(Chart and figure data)
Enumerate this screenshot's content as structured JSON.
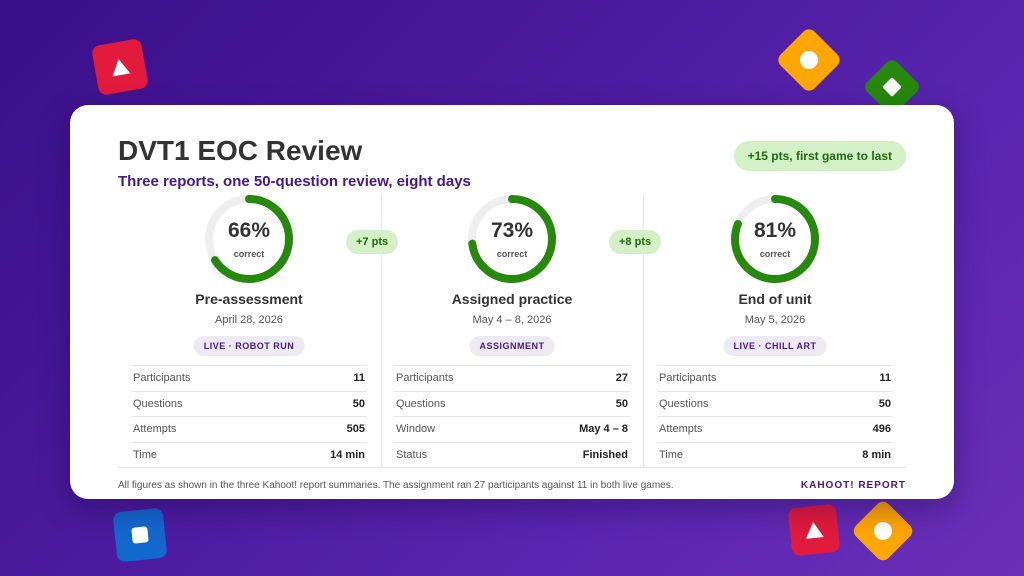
{
  "title": "DVT1 EOC Review",
  "subtitle": "Three reports, one 50-question review, eight days",
  "overall_badge": "+15 pts, first game to last",
  "colors": {
    "purple": "#46178f",
    "green": "#26890c",
    "badge_bg": "#d3f0c6",
    "ring_track": "#eeeeee"
  },
  "ring_caption": "correct",
  "reports": [
    {
      "percent": 66,
      "percent_label": "66%",
      "name": "Pre-assessment",
      "date": "April 28, 2026",
      "mode": "LIVE · ROBOT RUN",
      "stats": [
        {
          "label": "Participants",
          "value": "11"
        },
        {
          "label": "Questions",
          "value": "50"
        },
        {
          "label": "Attempts",
          "value": "505"
        },
        {
          "label": "Time",
          "value": "14 min"
        }
      ]
    },
    {
      "percent": 73,
      "percent_label": "73%",
      "name": "Assigned practice",
      "date": "May 4 – 8, 2026",
      "mode": "ASSIGNMENT",
      "stats": [
        {
          "label": "Participants",
          "value": "27"
        },
        {
          "label": "Questions",
          "value": "50"
        },
        {
          "label": "Window",
          "value": "May 4 – 8"
        },
        {
          "label": "Status",
          "value": "Finished"
        }
      ]
    },
    {
      "percent": 81,
      "percent_label": "81%",
      "name": "End of unit",
      "date": "May 5, 2026",
      "mode": "LIVE · CHILL ART",
      "stats": [
        {
          "label": "Participants",
          "value": "11"
        },
        {
          "label": "Questions",
          "value": "50"
        },
        {
          "label": "Attempts",
          "value": "496"
        },
        {
          "label": "Time",
          "value": "8 min"
        }
      ]
    }
  ],
  "deltas": [
    "+7 pts",
    "+8 pts"
  ],
  "footnote": "All figures as shown in the three Kahoot! report summaries. The assignment ran 27 participants against 11 in both live games.",
  "brand": "KAHOOT! REPORT"
}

* **Stated exercise**
Say how many lines in this listing hold the string "name", giving the count and nothing more.

* **Response**
3